What is expected:
Could you extract every entry below and reproduce it exactly?

Data lines:

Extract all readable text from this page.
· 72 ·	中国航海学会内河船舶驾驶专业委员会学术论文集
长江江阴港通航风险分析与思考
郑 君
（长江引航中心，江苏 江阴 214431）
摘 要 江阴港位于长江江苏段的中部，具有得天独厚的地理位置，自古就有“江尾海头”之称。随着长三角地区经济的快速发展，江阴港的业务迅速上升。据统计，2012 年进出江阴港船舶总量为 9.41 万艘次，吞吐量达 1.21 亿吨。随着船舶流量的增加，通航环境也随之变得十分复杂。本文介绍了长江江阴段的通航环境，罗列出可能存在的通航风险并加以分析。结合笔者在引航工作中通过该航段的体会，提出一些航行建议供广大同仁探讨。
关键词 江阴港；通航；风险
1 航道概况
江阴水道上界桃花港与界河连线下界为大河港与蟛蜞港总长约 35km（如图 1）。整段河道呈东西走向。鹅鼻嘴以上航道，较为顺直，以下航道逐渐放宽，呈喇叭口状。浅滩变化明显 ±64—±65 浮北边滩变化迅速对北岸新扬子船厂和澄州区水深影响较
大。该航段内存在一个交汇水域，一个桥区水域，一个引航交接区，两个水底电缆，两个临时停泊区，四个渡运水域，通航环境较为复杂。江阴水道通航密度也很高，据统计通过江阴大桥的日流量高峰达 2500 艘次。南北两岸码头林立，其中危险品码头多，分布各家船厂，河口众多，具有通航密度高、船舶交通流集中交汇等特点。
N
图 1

Solution below:
Extract all readable text from this page.
· 72 ·	中国航海学会内河船舶驾驶专业委员会学术论文集
长江江阴港通航风险分析与思考
郑 君
（长江引航中心，江苏 江阴 214431）
摘 要 江阴港位于长江江苏段的中部，具有得天独厚的地理位置，自古就有“江尾海头”之称。随着长三角地区经济的快速发展，江阴港的业务迅速上升。据统计，2012 年进出江阴港船舶总量为 9.41 万艘次，吞吐量达 1.21 亿吨。随着船舶流量的增加，通航环境也随之变得十分复杂。本文介绍了长江江阴段的通航环境，罗列出可能存在的通航风险并加以分析。结合笔者在引航工作中通过该航段的体会，提出一些航行建议供广大同仁探讨。
关键词 江阴港；通航；风险
1 航道概况
江阴水道上界桃花港与界河连线下界为大河港与蟛蜞港总长约 35km（如图 1）。整段河道呈东西走向。鹅鼻嘴以上航道，较为顺直，以下航道逐渐放宽，呈喇叭口状。浅滩变化明显 ±64—±65 浮北边滩变化迅速对北岸新扬子船厂和澄州区水深影响较
大。该航段内存在一个交汇水域，一个桥区水域，一个引航交接区，两个水底电缆，两个临时停泊区，四个渡运水域，通航环境较为复杂。江阴水道通航密度也很高，据统计通过江阴大桥的日流量高峰达 2500 艘次。南北两岸码头林立，其中危险品码头多，分布各家船厂，河口众多，具有通航密度高、船舶交通流集中交汇等特点。
N
图 1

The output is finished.